-- START OF DATA EXTRACT --
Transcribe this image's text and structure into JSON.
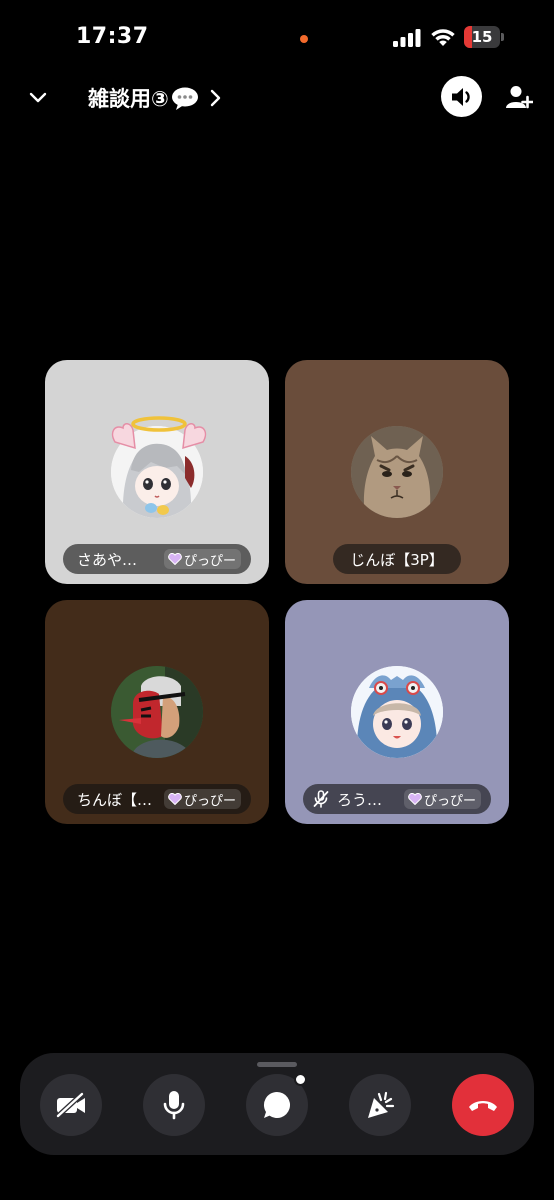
{
  "status_bar": {
    "time": "17:37",
    "battery_level": "15",
    "battery_fraction": 0.15,
    "recording_dot_color": "#f36a2c",
    "battery_color": "#e53935"
  },
  "header": {
    "channel_name": "雑談用③",
    "channel_emoji": "speech-balloon-icon",
    "speaker_active": true
  },
  "tiles": [
    {
      "name": "さあや…",
      "badge": "ぴっぴー",
      "bg": "#d4d4d4",
      "muted": false,
      "avatar": "anime-angel-girl"
    },
    {
      "name": "じんぼ【3P】",
      "badge": "",
      "bg": "#6a4d3b",
      "muted": false,
      "avatar": "tabby-cat"
    },
    {
      "name": "ちんぼ【…",
      "badge": "ぴっぴー",
      "bg": "#432c1a",
      "muted": false,
      "avatar": "tengu-mask-man"
    },
    {
      "name": "ろう…",
      "badge": "ぴっぴー",
      "bg": "#9596b7",
      "muted": true,
      "avatar": "anime-dino-hood-boy"
    }
  ],
  "controls": {
    "camera": "camera-off-icon",
    "mic": "microphone-icon",
    "chat": "chat-bubble-icon",
    "activities": "party-popper-icon",
    "end_call": "end-call-icon",
    "accent_red": "#e2303a",
    "chat_has_notification": true
  }
}
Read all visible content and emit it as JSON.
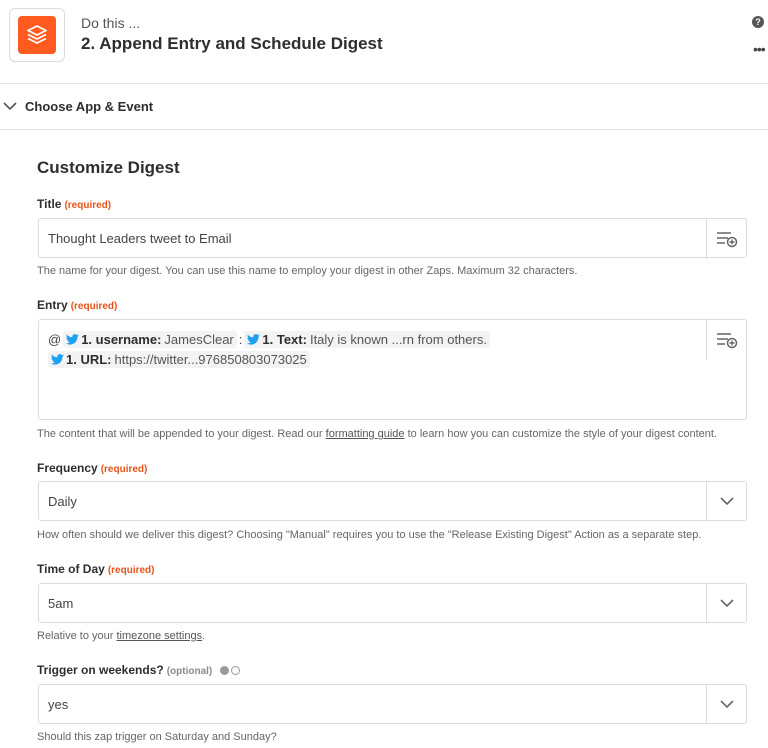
{
  "header": {
    "subtitle": "Do this ...",
    "title": "2. Append Entry and Schedule Digest",
    "help_icon": "?",
    "more_icon": "•••"
  },
  "section": {
    "label": "Choose App & Event"
  },
  "form": {
    "title": "Customize Digest",
    "title_field": {
      "label": "Title",
      "required": "(required)",
      "value": "Thought Leaders tweet to Email",
      "help": "The name for your digest. You can use this name to employ your digest in other Zaps. Maximum 32 characters."
    },
    "entry_field": {
      "label": "Entry",
      "required": "(required)",
      "prefix": "@",
      "pill1_label": "1. username:",
      "pill1_value": "JamesClear",
      "separator": ":",
      "pill2_label": "1. Text:",
      "pill2_value": "Italy is known ...rn from others.",
      "pill3_label": "1. URL:",
      "pill3_value": "https://twitter...976850803073025",
      "help_before": "The content that will be appended to your digest. Read our ",
      "help_link": "formatting guide",
      "help_after": " to learn how you can customize the style of your digest content."
    },
    "frequency_field": {
      "label": "Frequency",
      "required": "(required)",
      "value": "Daily",
      "help": "How often should we deliver this digest? Choosing \"Manual\" requires you to use the \"Release Existing Digest\" Action as a separate step."
    },
    "time_field": {
      "label": "Time of Day",
      "required": "(required)",
      "value": "5am",
      "help_before": "Relative to your ",
      "help_link": "timezone settings",
      "help_after": "."
    },
    "weekends_field": {
      "label": "Trigger on weekends?",
      "optional": "(optional)",
      "value": "yes",
      "help": "Should this zap trigger on Saturday and Sunday?"
    }
  },
  "colors": {
    "brand": "#ff5a1f",
    "required": "#e5531b",
    "twitter": "#1da1f2"
  },
  "icons": [
    "digest-app-icon",
    "help-icon",
    "more-icon",
    "chevron-down-icon",
    "insert-field-icon",
    "twitter-icon"
  ]
}
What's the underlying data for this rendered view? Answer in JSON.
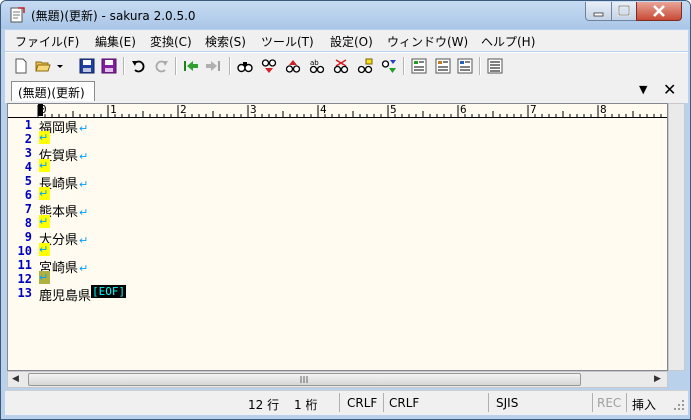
{
  "window": {
    "title": "(無題)(更新) - sakura 2.0.5.0"
  },
  "menu": {
    "items": [
      "ファイル(F)",
      "編集(E)",
      "変換(C)",
      "検索(S)",
      "ツール(T)",
      "設定(O)",
      "ウィンドウ(W)",
      "ヘルプ(H)"
    ]
  },
  "toolbar": {
    "icons": [
      "new-file-icon",
      "open-file-icon",
      "open-dropdown-icon",
      "save-icon",
      "save-all-icon",
      "undo-icon",
      "redo-icon",
      "jump-back-icon",
      "jump-forward-icon",
      "search-icon",
      "find-next-icon",
      "find-prev-icon",
      "replace-icon",
      "grep-icon",
      "bookmark-icon",
      "search-marks-icon",
      "outline-icon",
      "function-list-icon",
      "tag-jump-icon",
      "settings-icon"
    ]
  },
  "tab": {
    "label": "(無題)(更新)"
  },
  "ruler": {
    "marks": [
      "0",
      "1",
      "2",
      "3",
      "4",
      "5",
      "6",
      "7",
      "8"
    ]
  },
  "editor": {
    "lines": [
      {
        "num": "1",
        "text": "福岡県",
        "nl": "↵",
        "highlight": false
      },
      {
        "num": "2",
        "text": "",
        "nl": "↵",
        "highlight": true
      },
      {
        "num": "3",
        "text": "佐賀県",
        "nl": "↵",
        "highlight": false
      },
      {
        "num": "4",
        "text": "",
        "nl": "↵",
        "highlight": true
      },
      {
        "num": "5",
        "text": "長崎県",
        "nl": "↵",
        "highlight": false
      },
      {
        "num": "6",
        "text": "",
        "nl": "↵",
        "highlight": true
      },
      {
        "num": "7",
        "text": "熊本県",
        "nl": "↵",
        "highlight": false
      },
      {
        "num": "8",
        "text": "",
        "nl": "↵",
        "highlight": true
      },
      {
        "num": "9",
        "text": "大分県",
        "nl": "↵",
        "highlight": false
      },
      {
        "num": "10",
        "text": "",
        "nl": "↵",
        "highlight": true
      },
      {
        "num": "11",
        "text": "宮崎県",
        "nl": "↵",
        "highlight": false
      },
      {
        "num": "12",
        "text": "",
        "nl": "↵",
        "highlight": true
      },
      {
        "num": "13",
        "text": "鹿児島県",
        "nl": "",
        "highlight": false
      }
    ],
    "eof_marker": "[EOF]"
  },
  "status": {
    "line": "12 行",
    "column": "1 桁",
    "eol1": "CRLF",
    "eol2": "CRLF",
    "encoding": "SJIS",
    "rec": "REC",
    "mode": "挿入"
  },
  "colors": {
    "line_number": "#0000c0",
    "newline_mark": "#00a0ff",
    "blank_line_highlight": "#ffff00",
    "eof_bg": "#000000",
    "eof_fg": "#00ffff",
    "editor_bg": "#fffbf0"
  }
}
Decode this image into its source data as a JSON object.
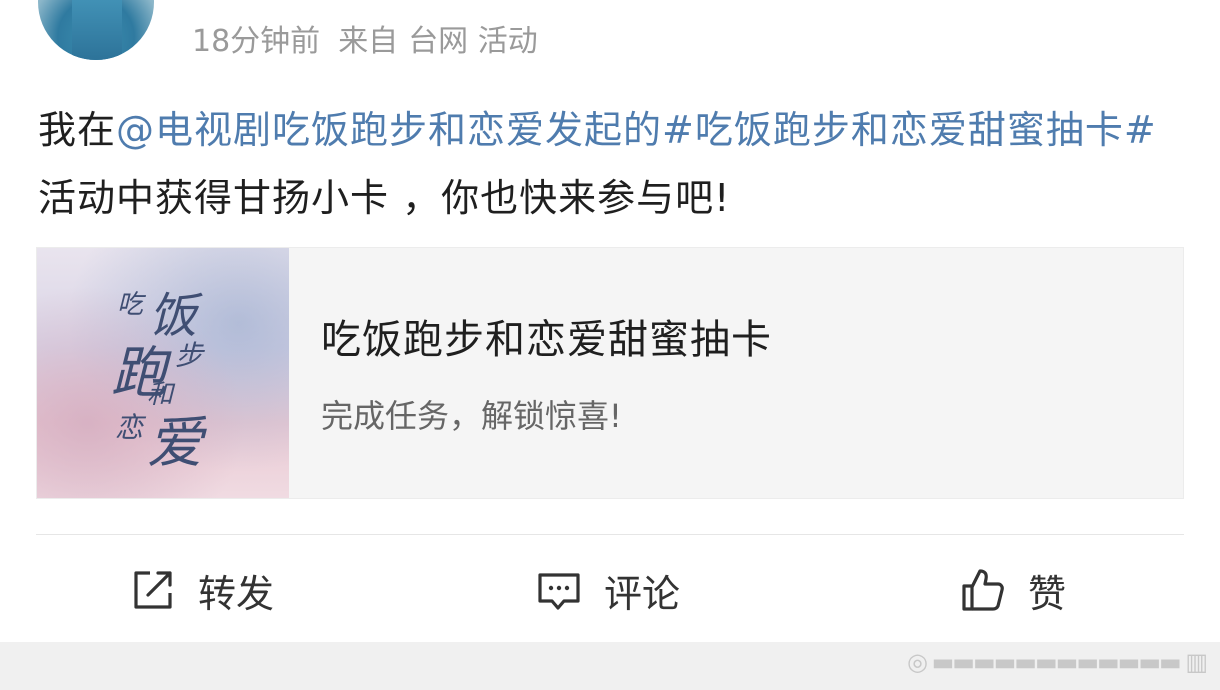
{
  "header": {
    "time": "18分钟前",
    "source_label": "来自",
    "source": "台网 活动"
  },
  "content": {
    "prefix": "我在",
    "mention": "@电视剧吃饭跑步和恋爱",
    "middle": "发起的",
    "hashtag": "#吃饭跑步和恋爱甜蜜抽卡#",
    "suffix": "活动中获得甘扬小卡 ，你也快来参与吧!"
  },
  "card": {
    "thumb_text": [
      "吃",
      "饭",
      "跑",
      "步",
      "和",
      "恋",
      "爱"
    ],
    "title": "吃饭跑步和恋爱甜蜜抽卡",
    "subtitle": "完成任务，解锁惊喜!"
  },
  "actions": {
    "repost_label": "转发",
    "comment_label": "评论",
    "like_label": "赞"
  },
  "icons": {
    "repost": "share-edit-icon",
    "comment": "comment-bubble-icon",
    "like": "thumbs-up-icon"
  },
  "colors": {
    "link": "#4f7cae",
    "meta": "#9a9a9a",
    "text": "#1f1f1f"
  }
}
-- END OF DATA EXTRACT --
• WHAT YOU NEED TO DO:
Quote all the lines above exactly as given. Do not include the pictures.

• SOLUTION TO THIS TASK:
Transcribe this image's text and structure into JSON.
{
  "status_bar": {
    "time": "17:37",
    "battery_level": "15",
    "battery_fraction": 0.15,
    "recording_dot_color": "#f36a2c",
    "battery_color": "#e53935"
  },
  "header": {
    "channel_name": "雑談用③",
    "channel_emoji": "speech-balloon-icon",
    "speaker_active": true
  },
  "tiles": [
    {
      "name": "さあや…",
      "badge": "ぴっぴー",
      "bg": "#d4d4d4",
      "muted": false,
      "avatar": "anime-angel-girl"
    },
    {
      "name": "じんぼ【3P】",
      "badge": "",
      "bg": "#6a4d3b",
      "muted": false,
      "avatar": "tabby-cat"
    },
    {
      "name": "ちんぼ【…",
      "badge": "ぴっぴー",
      "bg": "#432c1a",
      "muted": false,
      "avatar": "tengu-mask-man"
    },
    {
      "name": "ろう…",
      "badge": "ぴっぴー",
      "bg": "#9596b7",
      "muted": true,
      "avatar": "anime-dino-hood-boy"
    }
  ],
  "controls": {
    "camera": "camera-off-icon",
    "mic": "microphone-icon",
    "chat": "chat-bubble-icon",
    "activities": "party-popper-icon",
    "end_call": "end-call-icon",
    "accent_red": "#e2303a",
    "chat_has_notification": true
  }
}
Read all visible content and emit it as JSON.
{
  "header": {
    "subtitle": "Do this ...",
    "title": "2. Append Entry and Schedule Digest",
    "help_icon": "?",
    "more_icon": "•••"
  },
  "section": {
    "label": "Choose App & Event"
  },
  "form": {
    "title": "Customize Digest",
    "title_field": {
      "label": "Title",
      "required": "(required)",
      "value": "Thought Leaders tweet to Email",
      "help": "The name for your digest. You can use this name to employ your digest in other Zaps. Maximum 32 characters."
    },
    "entry_field": {
      "label": "Entry",
      "required": "(required)",
      "prefix": "@",
      "pill1_label": "1. username:",
      "pill1_value": "JamesClear",
      "separator": ":",
      "pill2_label": "1. Text:",
      "pill2_value": "Italy is known ...rn from others.",
      "pill3_label": "1. URL:",
      "pill3_value": "https://twitter...976850803073025",
      "help_before": "The content that will be appended to your digest. Read our ",
      "help_link": "formatting guide",
      "help_after": " to learn how you can customize the style of your digest content."
    },
    "frequency_field": {
      "label": "Frequency",
      "required": "(required)",
      "value": "Daily",
      "help": "How often should we deliver this digest? Choosing \"Manual\" requires you to use the \"Release Existing Digest\" Action as a separate step."
    },
    "time_field": {
      "label": "Time of Day",
      "required": "(required)",
      "value": "5am",
      "help_before": "Relative to your ",
      "help_link": "timezone settings",
      "help_after": "."
    },
    "weekends_field": {
      "label": "Trigger on weekends?",
      "optional": "(optional)",
      "value": "yes",
      "help": "Should this zap trigger on Saturday and Sunday?"
    }
  },
  "colors": {
    "brand": "#ff5a1f",
    "required": "#e5531b",
    "twitter": "#1da1f2"
  },
  "icons": [
    "digest-app-icon",
    "help-icon",
    "more-icon",
    "chevron-down-icon",
    "insert-field-icon",
    "twitter-icon"
  ]
}
What's the underlying data for this rendered view? Answer in JSON.
{
  "window": {
    "title": "(無題)(更新) - sakura 2.0.5.0"
  },
  "menu": {
    "items": [
      "ファイル(F)",
      "編集(E)",
      "変換(C)",
      "検索(S)",
      "ツール(T)",
      "設定(O)",
      "ウィンドウ(W)",
      "ヘルプ(H)"
    ]
  },
  "toolbar": {
    "icons": [
      "new-file-icon",
      "open-file-icon",
      "open-dropdown-icon",
      "save-icon",
      "save-all-icon",
      "undo-icon",
      "redo-icon",
      "jump-back-icon",
      "jump-forward-icon",
      "search-icon",
      "find-next-icon",
      "find-prev-icon",
      "replace-icon",
      "grep-icon",
      "bookmark-icon",
      "search-marks-icon",
      "outline-icon",
      "function-list-icon",
      "tag-jump-icon",
      "settings-icon"
    ]
  },
  "tab": {
    "label": "(無題)(更新)"
  },
  "ruler": {
    "marks": [
      "0",
      "1",
      "2",
      "3",
      "4",
      "5",
      "6",
      "7",
      "8"
    ]
  },
  "editor": {
    "lines": [
      {
        "num": "1",
        "text": "福岡県",
        "nl": "↵",
        "highlight": false
      },
      {
        "num": "2",
        "text": "",
        "nl": "↵",
        "highlight": true
      },
      {
        "num": "3",
        "text": "佐賀県",
        "nl": "↵",
        "highlight": false
      },
      {
        "num": "4",
        "text": "",
        "nl": "↵",
        "highlight": true
      },
      {
        "num": "5",
        "text": "長崎県",
        "nl": "↵",
        "highlight": false
      },
      {
        "num": "6",
        "text": "",
        "nl": "↵",
        "highlight": true
      },
      {
        "num": "7",
        "text": "熊本県",
        "nl": "↵",
        "highlight": false
      },
      {
        "num": "8",
        "text": "",
        "nl": "↵",
        "highlight": true
      },
      {
        "num": "9",
        "text": "大分県",
        "nl": "↵",
        "highlight": false
      },
      {
        "num": "10",
        "text": "",
        "nl": "↵",
        "highlight": true
      },
      {
        "num": "11",
        "text": "宮崎県",
        "nl": "↵",
        "highlight": false
      },
      {
        "num": "12",
        "text": "",
        "nl": "↵",
        "highlight": true
      },
      {
        "num": "13",
        "text": "鹿児島県",
        "nl": "",
        "highlight": false
      }
    ],
    "eof_marker": "[EOF]"
  },
  "status": {
    "line": "12 行",
    "column": "1 桁",
    "eol1": "CRLF",
    "eol2": "CRLF",
    "encoding": "SJIS",
    "rec": "REC",
    "mode": "挿入"
  },
  "colors": {
    "line_number": "#0000c0",
    "newline_mark": "#00a0ff",
    "blank_line_highlight": "#ffff00",
    "eof_bg": "#000000",
    "eof_fg": "#00ffff",
    "editor_bg": "#fffbf0"
  }
}
Decode this image into its source data as a JSON object.
{
  "header": {
    "time": "18分钟前",
    "source_label": "来自",
    "source": "台网 活动"
  },
  "content": {
    "prefix": "我在",
    "mention": "@电视剧吃饭跑步和恋爱",
    "middle": "发起的",
    "hashtag": "#吃饭跑步和恋爱甜蜜抽卡#",
    "suffix": "活动中获得甘扬小卡 ，你也快来参与吧!"
  },
  "card": {
    "thumb_text": [
      "吃",
      "饭",
      "跑",
      "步",
      "和",
      "恋",
      "爱"
    ],
    "title": "吃饭跑步和恋爱甜蜜抽卡",
    "subtitle": "完成任务，解锁惊喜!"
  },
  "actions": {
    "repost_label": "转发",
    "comment_label": "评论",
    "like_label": "赞"
  },
  "icons": {
    "repost": "share-edit-icon",
    "comment": "comment-bubble-icon",
    "like": "thumbs-up-icon"
  },
  "colors": {
    "link": "#4f7cae",
    "meta": "#9a9a9a",
    "text": "#1f1f1f"
  }
}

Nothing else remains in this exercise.